Dataset records on visual material

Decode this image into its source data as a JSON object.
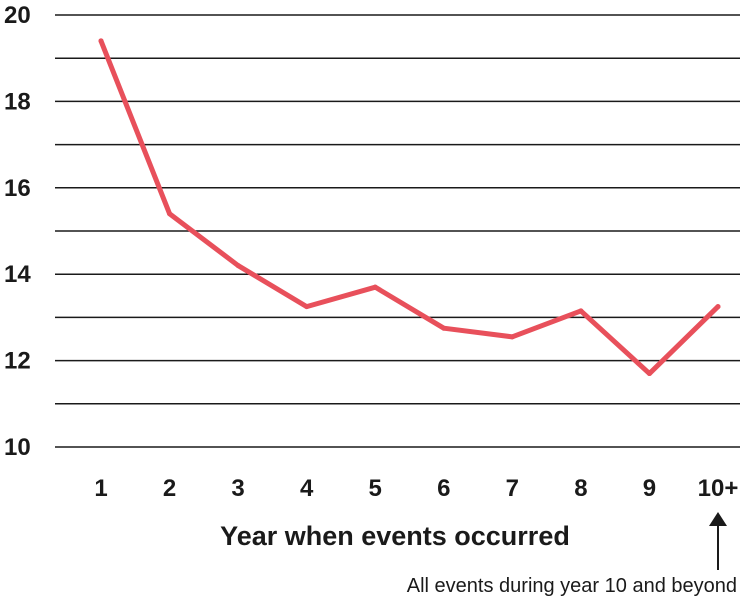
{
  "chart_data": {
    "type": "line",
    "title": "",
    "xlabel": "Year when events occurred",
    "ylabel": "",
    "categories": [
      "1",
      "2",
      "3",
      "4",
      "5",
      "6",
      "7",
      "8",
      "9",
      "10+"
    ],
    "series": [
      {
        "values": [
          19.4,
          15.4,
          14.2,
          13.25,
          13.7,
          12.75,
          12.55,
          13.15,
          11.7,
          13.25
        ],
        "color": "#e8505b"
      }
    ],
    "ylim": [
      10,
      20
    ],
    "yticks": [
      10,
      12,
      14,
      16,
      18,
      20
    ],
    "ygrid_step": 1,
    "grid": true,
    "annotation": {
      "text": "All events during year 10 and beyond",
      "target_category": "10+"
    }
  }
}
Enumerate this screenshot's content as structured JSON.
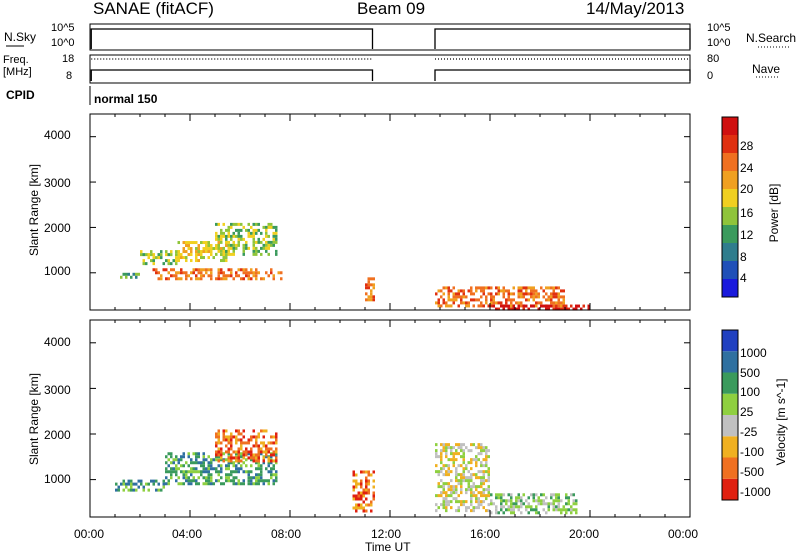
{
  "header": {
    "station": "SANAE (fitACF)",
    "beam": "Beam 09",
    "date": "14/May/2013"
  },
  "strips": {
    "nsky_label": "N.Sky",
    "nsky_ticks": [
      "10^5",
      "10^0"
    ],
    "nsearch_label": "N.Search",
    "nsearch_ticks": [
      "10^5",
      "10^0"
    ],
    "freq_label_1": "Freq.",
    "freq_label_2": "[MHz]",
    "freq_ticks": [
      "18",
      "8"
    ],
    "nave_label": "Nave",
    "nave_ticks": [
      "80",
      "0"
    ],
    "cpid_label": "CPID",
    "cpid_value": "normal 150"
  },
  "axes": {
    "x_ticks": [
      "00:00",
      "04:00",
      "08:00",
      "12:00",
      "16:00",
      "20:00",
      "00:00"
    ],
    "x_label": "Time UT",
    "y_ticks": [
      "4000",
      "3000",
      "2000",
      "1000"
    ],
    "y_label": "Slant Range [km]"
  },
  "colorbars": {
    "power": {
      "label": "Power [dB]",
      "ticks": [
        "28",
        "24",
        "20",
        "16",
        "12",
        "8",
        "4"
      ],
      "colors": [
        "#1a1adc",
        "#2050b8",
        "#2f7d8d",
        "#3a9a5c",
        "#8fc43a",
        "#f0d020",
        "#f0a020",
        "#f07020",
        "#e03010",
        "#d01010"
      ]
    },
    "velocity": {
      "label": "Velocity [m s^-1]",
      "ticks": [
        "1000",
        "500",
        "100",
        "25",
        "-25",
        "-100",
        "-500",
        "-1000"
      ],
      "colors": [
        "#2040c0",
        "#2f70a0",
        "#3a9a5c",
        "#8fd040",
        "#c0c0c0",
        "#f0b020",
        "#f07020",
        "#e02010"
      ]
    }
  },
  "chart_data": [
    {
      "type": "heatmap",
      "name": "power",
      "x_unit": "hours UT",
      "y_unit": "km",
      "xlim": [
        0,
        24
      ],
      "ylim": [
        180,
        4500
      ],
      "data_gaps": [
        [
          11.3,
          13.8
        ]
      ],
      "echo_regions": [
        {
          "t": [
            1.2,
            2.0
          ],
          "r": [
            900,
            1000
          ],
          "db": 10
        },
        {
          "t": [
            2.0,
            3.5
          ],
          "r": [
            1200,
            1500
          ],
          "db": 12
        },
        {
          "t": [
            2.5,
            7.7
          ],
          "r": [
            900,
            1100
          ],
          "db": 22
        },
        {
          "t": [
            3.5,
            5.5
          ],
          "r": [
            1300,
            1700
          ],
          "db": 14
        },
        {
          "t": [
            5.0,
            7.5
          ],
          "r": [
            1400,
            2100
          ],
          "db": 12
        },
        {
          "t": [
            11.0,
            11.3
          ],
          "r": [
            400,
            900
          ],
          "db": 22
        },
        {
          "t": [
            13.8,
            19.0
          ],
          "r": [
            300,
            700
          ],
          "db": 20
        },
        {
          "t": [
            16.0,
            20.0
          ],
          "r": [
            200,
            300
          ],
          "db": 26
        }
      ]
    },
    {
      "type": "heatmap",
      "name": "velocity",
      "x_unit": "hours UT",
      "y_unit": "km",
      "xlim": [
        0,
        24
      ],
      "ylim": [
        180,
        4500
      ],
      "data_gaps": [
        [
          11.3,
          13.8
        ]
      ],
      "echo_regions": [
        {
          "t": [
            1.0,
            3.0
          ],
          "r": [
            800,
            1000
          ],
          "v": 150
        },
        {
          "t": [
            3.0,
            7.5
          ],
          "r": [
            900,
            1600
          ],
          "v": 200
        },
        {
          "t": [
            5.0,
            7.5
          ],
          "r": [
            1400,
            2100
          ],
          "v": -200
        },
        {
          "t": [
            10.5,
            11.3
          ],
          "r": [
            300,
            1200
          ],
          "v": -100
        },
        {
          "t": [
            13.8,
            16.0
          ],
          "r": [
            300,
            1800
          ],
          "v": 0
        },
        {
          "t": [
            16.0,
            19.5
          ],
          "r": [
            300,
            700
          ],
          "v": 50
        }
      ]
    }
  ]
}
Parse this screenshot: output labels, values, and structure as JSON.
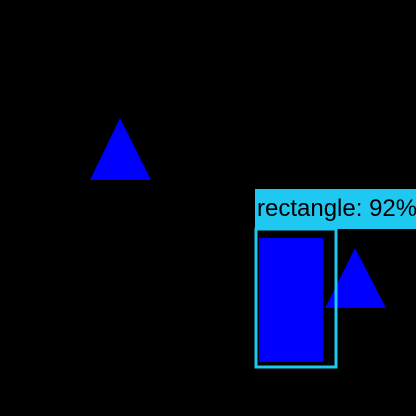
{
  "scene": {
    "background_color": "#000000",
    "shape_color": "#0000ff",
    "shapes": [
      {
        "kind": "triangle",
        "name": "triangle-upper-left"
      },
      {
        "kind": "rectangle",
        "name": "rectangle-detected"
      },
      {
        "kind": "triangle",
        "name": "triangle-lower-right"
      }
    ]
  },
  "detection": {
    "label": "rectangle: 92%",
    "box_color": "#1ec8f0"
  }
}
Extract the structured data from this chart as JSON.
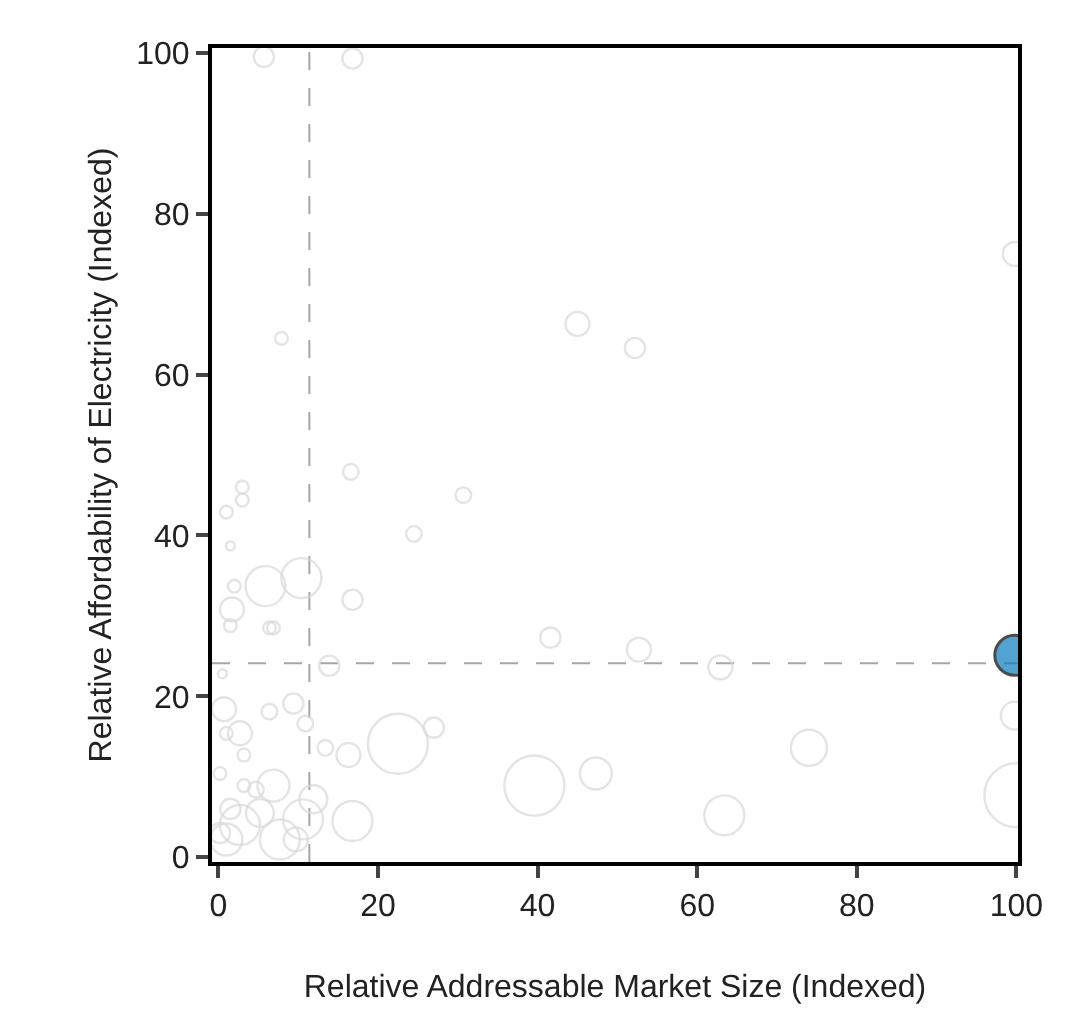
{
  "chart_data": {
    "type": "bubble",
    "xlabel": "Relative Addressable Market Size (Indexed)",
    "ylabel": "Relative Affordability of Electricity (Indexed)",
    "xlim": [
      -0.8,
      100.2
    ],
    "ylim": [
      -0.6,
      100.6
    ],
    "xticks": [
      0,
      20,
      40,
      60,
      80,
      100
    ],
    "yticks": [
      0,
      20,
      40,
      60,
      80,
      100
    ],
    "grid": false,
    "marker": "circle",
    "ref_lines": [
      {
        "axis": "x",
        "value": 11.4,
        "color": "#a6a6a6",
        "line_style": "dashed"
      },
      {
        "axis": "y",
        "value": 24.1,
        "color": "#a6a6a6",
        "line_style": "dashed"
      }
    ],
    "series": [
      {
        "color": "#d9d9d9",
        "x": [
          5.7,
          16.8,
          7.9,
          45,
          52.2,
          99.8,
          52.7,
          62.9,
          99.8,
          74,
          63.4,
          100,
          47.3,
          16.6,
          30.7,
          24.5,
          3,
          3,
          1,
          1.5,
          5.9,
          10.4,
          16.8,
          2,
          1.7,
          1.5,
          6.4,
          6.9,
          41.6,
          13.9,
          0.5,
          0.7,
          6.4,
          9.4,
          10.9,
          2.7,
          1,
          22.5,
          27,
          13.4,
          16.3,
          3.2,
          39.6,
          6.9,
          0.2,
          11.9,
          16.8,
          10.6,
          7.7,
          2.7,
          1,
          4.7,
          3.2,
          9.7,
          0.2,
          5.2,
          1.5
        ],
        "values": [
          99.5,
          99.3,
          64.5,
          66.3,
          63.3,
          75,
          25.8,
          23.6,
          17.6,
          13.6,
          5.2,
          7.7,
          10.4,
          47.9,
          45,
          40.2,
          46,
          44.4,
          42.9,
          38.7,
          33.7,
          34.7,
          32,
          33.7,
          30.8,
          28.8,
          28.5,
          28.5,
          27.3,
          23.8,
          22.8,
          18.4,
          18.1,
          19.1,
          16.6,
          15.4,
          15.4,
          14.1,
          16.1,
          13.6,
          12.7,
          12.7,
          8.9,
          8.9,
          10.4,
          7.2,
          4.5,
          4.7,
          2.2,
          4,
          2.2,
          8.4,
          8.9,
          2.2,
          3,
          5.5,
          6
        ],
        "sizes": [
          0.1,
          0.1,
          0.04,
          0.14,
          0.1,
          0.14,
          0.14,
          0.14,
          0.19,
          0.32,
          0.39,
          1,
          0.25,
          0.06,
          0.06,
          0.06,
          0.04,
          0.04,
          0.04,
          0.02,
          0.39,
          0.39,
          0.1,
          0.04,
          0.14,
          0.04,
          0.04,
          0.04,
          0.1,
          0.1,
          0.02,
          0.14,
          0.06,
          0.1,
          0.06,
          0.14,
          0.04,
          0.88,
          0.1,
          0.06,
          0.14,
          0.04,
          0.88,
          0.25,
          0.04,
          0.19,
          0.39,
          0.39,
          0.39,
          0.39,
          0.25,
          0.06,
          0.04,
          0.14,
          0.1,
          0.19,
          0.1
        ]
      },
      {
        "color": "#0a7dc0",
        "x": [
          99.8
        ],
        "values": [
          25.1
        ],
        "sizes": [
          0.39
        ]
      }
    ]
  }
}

- _What to work on_
Filter the listing above by the word "this"; copy each line that passes.

- _Solution below_
Decode this image into its source data as a JSON object.
Enumerate this screenshot's content as structured JSON.
Parse this screenshot: output labels, values, and structure as JSON.
Extract the structured data from this chart as JSON.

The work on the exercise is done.